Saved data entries
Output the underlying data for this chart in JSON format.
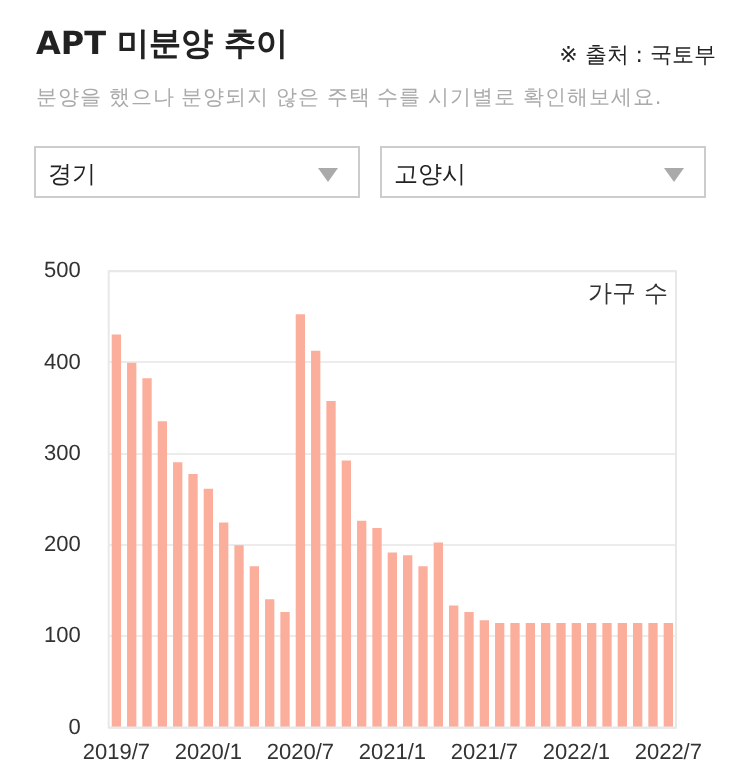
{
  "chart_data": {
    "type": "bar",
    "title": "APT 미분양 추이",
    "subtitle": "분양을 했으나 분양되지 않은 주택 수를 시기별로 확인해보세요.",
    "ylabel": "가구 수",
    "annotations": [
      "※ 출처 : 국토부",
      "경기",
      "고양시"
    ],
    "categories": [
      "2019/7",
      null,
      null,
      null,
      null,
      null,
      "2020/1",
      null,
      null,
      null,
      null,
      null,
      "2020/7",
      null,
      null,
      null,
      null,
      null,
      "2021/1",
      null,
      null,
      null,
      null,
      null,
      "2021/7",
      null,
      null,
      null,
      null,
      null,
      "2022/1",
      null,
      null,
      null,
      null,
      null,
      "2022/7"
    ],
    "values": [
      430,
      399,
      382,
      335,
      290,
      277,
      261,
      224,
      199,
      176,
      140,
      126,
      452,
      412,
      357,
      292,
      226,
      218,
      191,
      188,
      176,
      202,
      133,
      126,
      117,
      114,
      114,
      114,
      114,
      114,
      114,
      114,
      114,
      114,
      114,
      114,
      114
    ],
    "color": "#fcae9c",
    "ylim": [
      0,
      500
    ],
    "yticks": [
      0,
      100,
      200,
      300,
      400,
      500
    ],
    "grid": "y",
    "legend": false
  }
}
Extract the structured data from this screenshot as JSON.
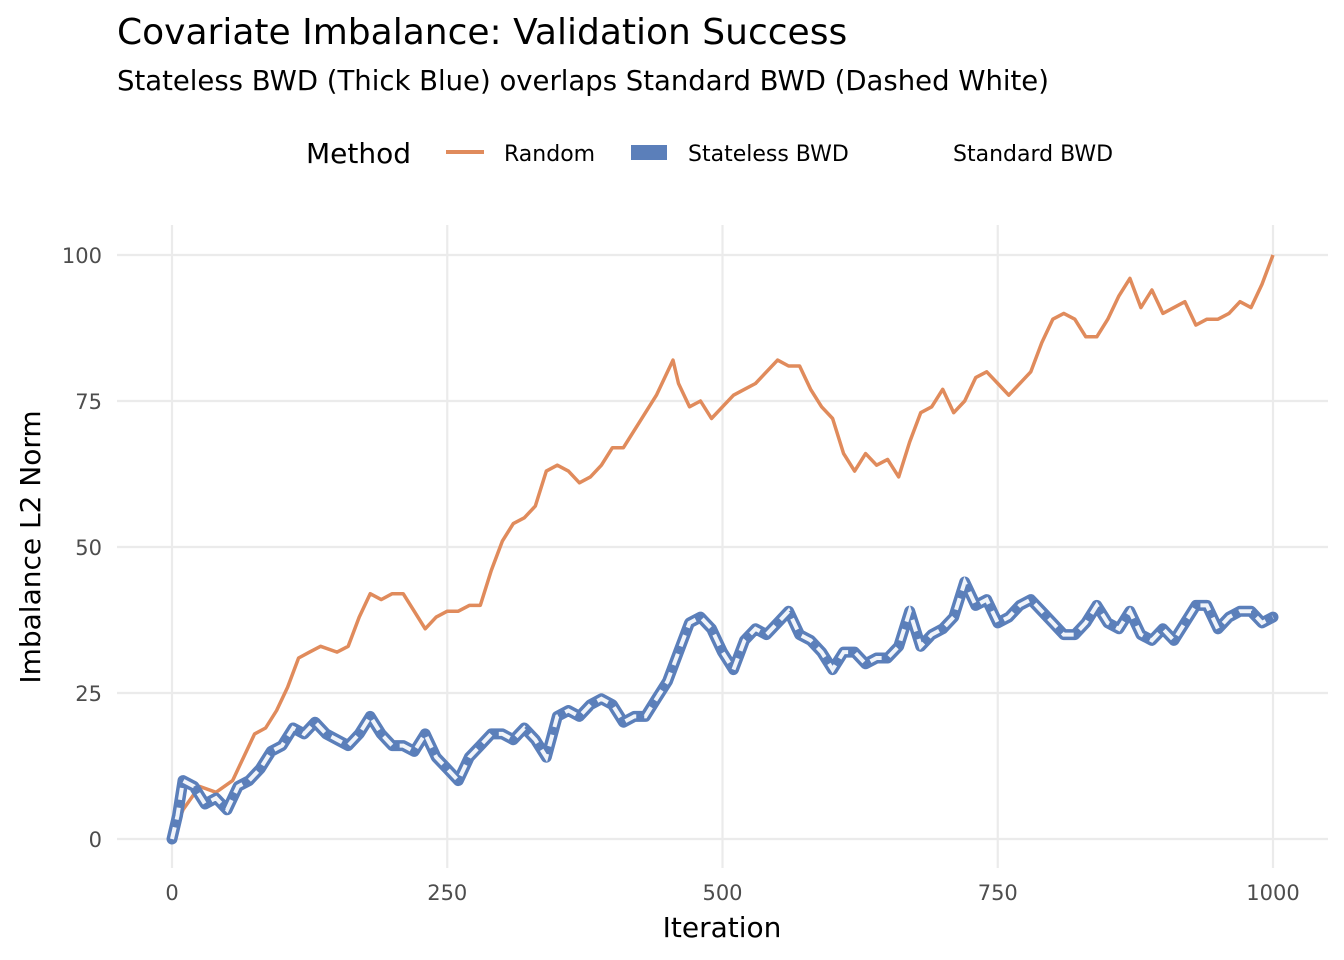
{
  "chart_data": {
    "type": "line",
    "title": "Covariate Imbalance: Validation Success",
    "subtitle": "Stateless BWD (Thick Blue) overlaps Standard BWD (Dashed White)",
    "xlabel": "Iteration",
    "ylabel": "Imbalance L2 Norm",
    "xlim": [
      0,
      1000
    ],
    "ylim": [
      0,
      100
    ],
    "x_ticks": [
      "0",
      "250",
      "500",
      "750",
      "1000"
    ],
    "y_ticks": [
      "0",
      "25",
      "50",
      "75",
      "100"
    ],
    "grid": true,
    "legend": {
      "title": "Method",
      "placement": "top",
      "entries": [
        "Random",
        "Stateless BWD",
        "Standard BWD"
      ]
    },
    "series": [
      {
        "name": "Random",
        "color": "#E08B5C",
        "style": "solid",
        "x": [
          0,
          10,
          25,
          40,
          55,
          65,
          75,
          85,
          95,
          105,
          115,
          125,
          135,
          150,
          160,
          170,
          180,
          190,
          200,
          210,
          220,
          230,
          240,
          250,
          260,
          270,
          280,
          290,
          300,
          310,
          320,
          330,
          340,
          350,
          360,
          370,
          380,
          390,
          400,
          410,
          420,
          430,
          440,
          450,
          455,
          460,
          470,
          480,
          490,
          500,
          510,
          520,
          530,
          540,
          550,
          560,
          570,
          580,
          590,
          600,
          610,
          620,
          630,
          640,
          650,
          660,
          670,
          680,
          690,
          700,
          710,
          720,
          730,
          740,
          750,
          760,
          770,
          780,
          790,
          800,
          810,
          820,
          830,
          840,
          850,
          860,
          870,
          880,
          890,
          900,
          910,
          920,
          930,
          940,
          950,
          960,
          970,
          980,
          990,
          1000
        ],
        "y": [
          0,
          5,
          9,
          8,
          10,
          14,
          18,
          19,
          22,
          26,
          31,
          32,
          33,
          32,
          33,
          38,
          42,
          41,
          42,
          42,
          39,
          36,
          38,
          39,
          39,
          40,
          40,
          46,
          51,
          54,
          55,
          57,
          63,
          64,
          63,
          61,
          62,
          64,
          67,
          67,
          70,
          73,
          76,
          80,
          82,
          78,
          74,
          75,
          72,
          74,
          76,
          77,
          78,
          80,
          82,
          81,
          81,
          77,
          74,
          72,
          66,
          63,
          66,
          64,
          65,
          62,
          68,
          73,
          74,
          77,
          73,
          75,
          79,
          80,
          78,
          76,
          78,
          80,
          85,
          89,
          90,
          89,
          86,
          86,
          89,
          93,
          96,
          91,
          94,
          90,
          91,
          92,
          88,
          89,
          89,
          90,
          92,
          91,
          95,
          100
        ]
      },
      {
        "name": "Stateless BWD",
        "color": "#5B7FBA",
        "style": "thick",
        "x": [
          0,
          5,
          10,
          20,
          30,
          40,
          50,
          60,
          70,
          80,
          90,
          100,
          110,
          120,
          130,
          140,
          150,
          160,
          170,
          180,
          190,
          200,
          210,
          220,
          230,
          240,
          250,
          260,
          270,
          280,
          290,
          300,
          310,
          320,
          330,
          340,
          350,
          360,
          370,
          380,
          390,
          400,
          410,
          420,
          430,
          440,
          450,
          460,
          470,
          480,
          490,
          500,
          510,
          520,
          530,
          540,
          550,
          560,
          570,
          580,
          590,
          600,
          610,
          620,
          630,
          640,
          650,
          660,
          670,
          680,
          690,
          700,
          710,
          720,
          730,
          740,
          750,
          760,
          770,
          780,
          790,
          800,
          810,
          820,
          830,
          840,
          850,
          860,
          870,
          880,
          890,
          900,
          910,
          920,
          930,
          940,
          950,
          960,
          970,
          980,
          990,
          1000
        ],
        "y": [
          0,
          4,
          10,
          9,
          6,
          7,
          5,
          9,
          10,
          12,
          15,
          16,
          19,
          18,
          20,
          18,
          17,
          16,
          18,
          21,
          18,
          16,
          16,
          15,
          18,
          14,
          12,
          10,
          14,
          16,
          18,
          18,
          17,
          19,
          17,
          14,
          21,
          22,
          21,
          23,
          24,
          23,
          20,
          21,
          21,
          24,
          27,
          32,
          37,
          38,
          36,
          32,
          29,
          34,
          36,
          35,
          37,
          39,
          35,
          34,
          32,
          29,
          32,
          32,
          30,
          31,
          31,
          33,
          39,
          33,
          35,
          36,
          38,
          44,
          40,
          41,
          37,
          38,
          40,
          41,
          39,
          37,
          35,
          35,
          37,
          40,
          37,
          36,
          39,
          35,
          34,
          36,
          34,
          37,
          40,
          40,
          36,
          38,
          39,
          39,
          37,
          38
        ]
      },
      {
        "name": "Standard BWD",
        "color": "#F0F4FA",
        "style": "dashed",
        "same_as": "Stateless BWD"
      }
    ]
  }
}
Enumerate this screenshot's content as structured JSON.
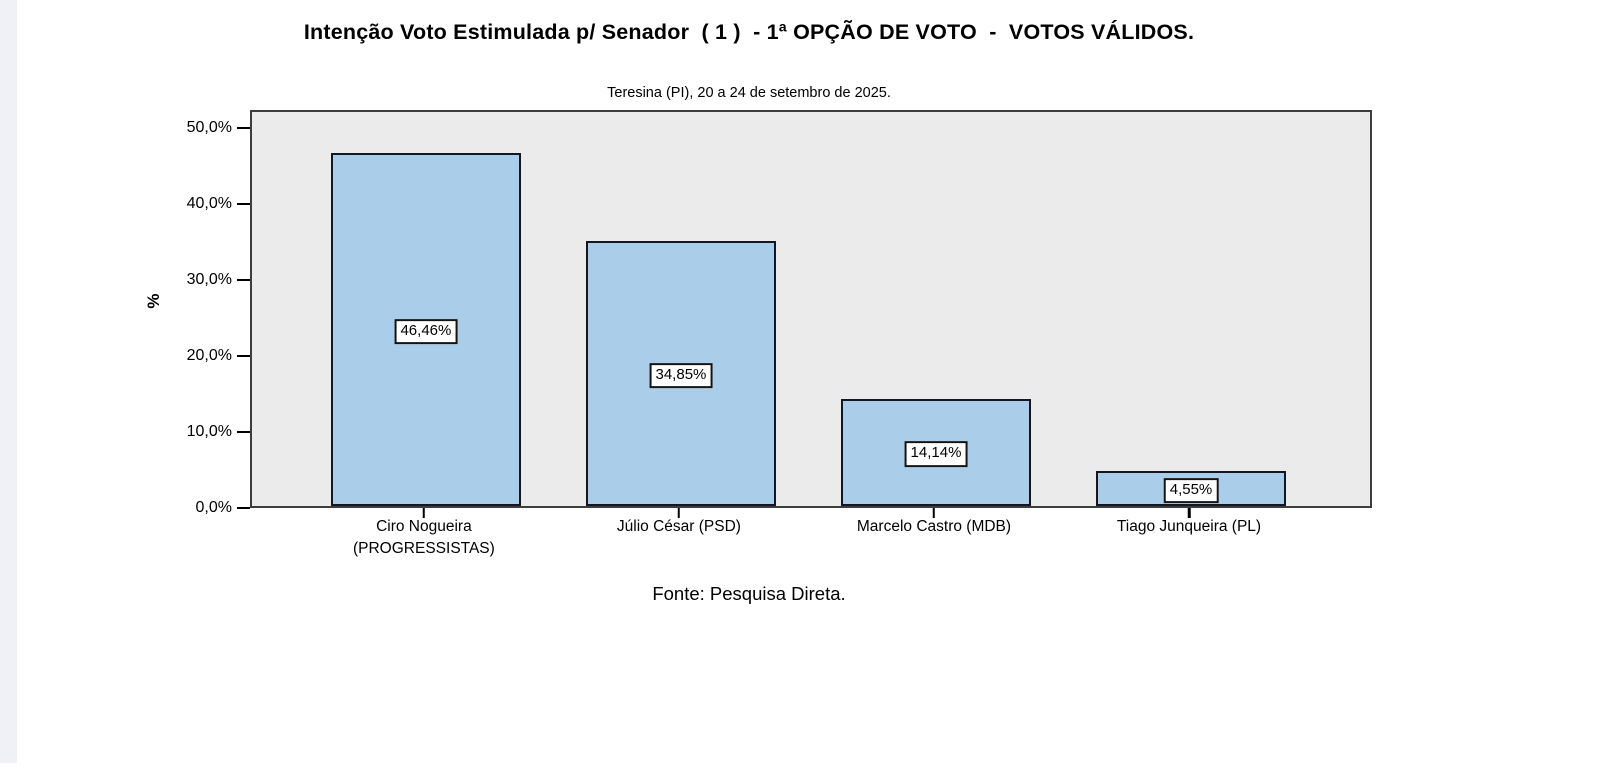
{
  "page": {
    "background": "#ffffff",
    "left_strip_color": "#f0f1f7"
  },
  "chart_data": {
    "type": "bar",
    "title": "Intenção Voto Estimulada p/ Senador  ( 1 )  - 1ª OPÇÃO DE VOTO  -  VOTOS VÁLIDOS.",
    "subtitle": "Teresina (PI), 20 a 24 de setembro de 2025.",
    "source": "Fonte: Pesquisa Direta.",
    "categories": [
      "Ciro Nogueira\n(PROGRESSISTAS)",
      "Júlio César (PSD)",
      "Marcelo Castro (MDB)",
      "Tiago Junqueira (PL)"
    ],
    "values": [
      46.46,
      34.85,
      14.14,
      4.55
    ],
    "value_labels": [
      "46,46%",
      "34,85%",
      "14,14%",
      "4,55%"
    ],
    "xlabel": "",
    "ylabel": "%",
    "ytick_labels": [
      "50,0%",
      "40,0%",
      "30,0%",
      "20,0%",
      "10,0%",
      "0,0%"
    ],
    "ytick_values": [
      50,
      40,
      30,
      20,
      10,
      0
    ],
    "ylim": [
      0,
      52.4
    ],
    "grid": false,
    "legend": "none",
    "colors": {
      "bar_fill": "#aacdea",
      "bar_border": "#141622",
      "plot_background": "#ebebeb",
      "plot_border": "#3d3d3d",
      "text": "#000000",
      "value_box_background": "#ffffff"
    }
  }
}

| DIRECTIONS FOR THIS TASK |
Write out the whole listing exactly, and drop the pictures.

| FULL ANSWER |
Output the underlying data for this chart in JSON format.
{
  "chart_data": {
    "type": "bar",
    "title": "APT 미분양 추이",
    "subtitle": "분양을 했으나 분양되지 않은 주택 수를 시기별로 확인해보세요.",
    "ylabel": "가구 수",
    "annotations": [
      "※ 출처 : 국토부",
      "경기",
      "고양시"
    ],
    "categories": [
      "2019/7",
      null,
      null,
      null,
      null,
      null,
      "2020/1",
      null,
      null,
      null,
      null,
      null,
      "2020/7",
      null,
      null,
      null,
      null,
      null,
      "2021/1",
      null,
      null,
      null,
      null,
      null,
      "2021/7",
      null,
      null,
      null,
      null,
      null,
      "2022/1",
      null,
      null,
      null,
      null,
      null,
      "2022/7"
    ],
    "values": [
      430,
      399,
      382,
      335,
      290,
      277,
      261,
      224,
      199,
      176,
      140,
      126,
      452,
      412,
      357,
      292,
      226,
      218,
      191,
      188,
      176,
      202,
      133,
      126,
      117,
      114,
      114,
      114,
      114,
      114,
      114,
      114,
      114,
      114,
      114,
      114,
      114
    ],
    "color": "#fcae9c",
    "ylim": [
      0,
      500
    ],
    "yticks": [
      0,
      100,
      200,
      300,
      400,
      500
    ],
    "grid": "y",
    "legend": false
  }
}
Extract the structured data from this screenshot as JSON.
{
  "chart_data": {
    "type": "line",
    "title": "Covariate Imbalance: Validation Success",
    "subtitle": "Stateless BWD (Thick Blue) overlaps Standard BWD (Dashed White)",
    "xlabel": "Iteration",
    "ylabel": "Imbalance L2 Norm",
    "xlim": [
      0,
      1000
    ],
    "ylim": [
      0,
      100
    ],
    "x_ticks": [
      "0",
      "250",
      "500",
      "750",
      "1000"
    ],
    "y_ticks": [
      "0",
      "25",
      "50",
      "75",
      "100"
    ],
    "grid": true,
    "legend": {
      "title": "Method",
      "placement": "top",
      "entries": [
        "Random",
        "Stateless BWD",
        "Standard BWD"
      ]
    },
    "series": [
      {
        "name": "Random",
        "color": "#E08B5C",
        "style": "solid",
        "x": [
          0,
          10,
          25,
          40,
          55,
          65,
          75,
          85,
          95,
          105,
          115,
          125,
          135,
          150,
          160,
          170,
          180,
          190,
          200,
          210,
          220,
          230,
          240,
          250,
          260,
          270,
          280,
          290,
          300,
          310,
          320,
          330,
          340,
          350,
          360,
          370,
          380,
          390,
          400,
          410,
          420,
          430,
          440,
          450,
          455,
          460,
          470,
          480,
          490,
          500,
          510,
          520,
          530,
          540,
          550,
          560,
          570,
          580,
          590,
          600,
          610,
          620,
          630,
          640,
          650,
          660,
          670,
          680,
          690,
          700,
          710,
          720,
          730,
          740,
          750,
          760,
          770,
          780,
          790,
          800,
          810,
          820,
          830,
          840,
          850,
          860,
          870,
          880,
          890,
          900,
          910,
          920,
          930,
          940,
          950,
          960,
          970,
          980,
          990,
          1000
        ],
        "y": [
          0,
          5,
          9,
          8,
          10,
          14,
          18,
          19,
          22,
          26,
          31,
          32,
          33,
          32,
          33,
          38,
          42,
          41,
          42,
          42,
          39,
          36,
          38,
          39,
          39,
          40,
          40,
          46,
          51,
          54,
          55,
          57,
          63,
          64,
          63,
          61,
          62,
          64,
          67,
          67,
          70,
          73,
          76,
          80,
          82,
          78,
          74,
          75,
          72,
          74,
          76,
          77,
          78,
          80,
          82,
          81,
          81,
          77,
          74,
          72,
          66,
          63,
          66,
          64,
          65,
          62,
          68,
          73,
          74,
          77,
          73,
          75,
          79,
          80,
          78,
          76,
          78,
          80,
          85,
          89,
          90,
          89,
          86,
          86,
          89,
          93,
          96,
          91,
          94,
          90,
          91,
          92,
          88,
          89,
          89,
          90,
          92,
          91,
          95,
          100
        ]
      },
      {
        "name": "Stateless BWD",
        "color": "#5B7FBA",
        "style": "thick",
        "x": [
          0,
          5,
          10,
          20,
          30,
          40,
          50,
          60,
          70,
          80,
          90,
          100,
          110,
          120,
          130,
          140,
          150,
          160,
          170,
          180,
          190,
          200,
          210,
          220,
          230,
          240,
          250,
          260,
          270,
          280,
          290,
          300,
          310,
          320,
          330,
          340,
          350,
          360,
          370,
          380,
          390,
          400,
          410,
          420,
          430,
          440,
          450,
          460,
          470,
          480,
          490,
          500,
          510,
          520,
          530,
          540,
          550,
          560,
          570,
          580,
          590,
          600,
          610,
          620,
          630,
          640,
          650,
          660,
          670,
          680,
          690,
          700,
          710,
          720,
          730,
          740,
          750,
          760,
          770,
          780,
          790,
          800,
          810,
          820,
          830,
          840,
          850,
          860,
          870,
          880,
          890,
          900,
          910,
          920,
          930,
          940,
          950,
          960,
          970,
          980,
          990,
          1000
        ],
        "y": [
          0,
          4,
          10,
          9,
          6,
          7,
          5,
          9,
          10,
          12,
          15,
          16,
          19,
          18,
          20,
          18,
          17,
          16,
          18,
          21,
          18,
          16,
          16,
          15,
          18,
          14,
          12,
          10,
          14,
          16,
          18,
          18,
          17,
          19,
          17,
          14,
          21,
          22,
          21,
          23,
          24,
          23,
          20,
          21,
          21,
          24,
          27,
          32,
          37,
          38,
          36,
          32,
          29,
          34,
          36,
          35,
          37,
          39,
          35,
          34,
          32,
          29,
          32,
          32,
          30,
          31,
          31,
          33,
          39,
          33,
          35,
          36,
          38,
          44,
          40,
          41,
          37,
          38,
          40,
          41,
          39,
          37,
          35,
          35,
          37,
          40,
          37,
          36,
          39,
          35,
          34,
          36,
          34,
          37,
          40,
          40,
          36,
          38,
          39,
          39,
          37,
          38
        ]
      },
      {
        "name": "Standard BWD",
        "color": "#F0F4FA",
        "style": "dashed",
        "same_as": "Stateless BWD"
      }
    ]
  }
}
Enumerate this screenshot's content as structured JSON.
{
  "page": {
    "background": "#ffffff",
    "left_strip_color": "#f0f1f7"
  },
  "chart_data": {
    "type": "bar",
    "title": "Intenção Voto Estimulada p/ Senador  ( 1 )  - 1ª OPÇÃO DE VOTO  -  VOTOS VÁLIDOS.",
    "subtitle": "Teresina (PI), 20 a 24 de setembro de 2025.",
    "source": "Fonte: Pesquisa Direta.",
    "categories": [
      "Ciro Nogueira\n(PROGRESSISTAS)",
      "Júlio César (PSD)",
      "Marcelo Castro (MDB)",
      "Tiago Junqueira (PL)"
    ],
    "values": [
      46.46,
      34.85,
      14.14,
      4.55
    ],
    "value_labels": [
      "46,46%",
      "34,85%",
      "14,14%",
      "4,55%"
    ],
    "xlabel": "",
    "ylabel": "%",
    "ytick_labels": [
      "50,0%",
      "40,0%",
      "30,0%",
      "20,0%",
      "10,0%",
      "0,0%"
    ],
    "ytick_values": [
      50,
      40,
      30,
      20,
      10,
      0
    ],
    "ylim": [
      0,
      52.4
    ],
    "grid": false,
    "legend": "none",
    "colors": {
      "bar_fill": "#aacdea",
      "bar_border": "#141622",
      "plot_background": "#ebebeb",
      "plot_border": "#3d3d3d",
      "text": "#000000",
      "value_box_background": "#ffffff"
    }
  }
}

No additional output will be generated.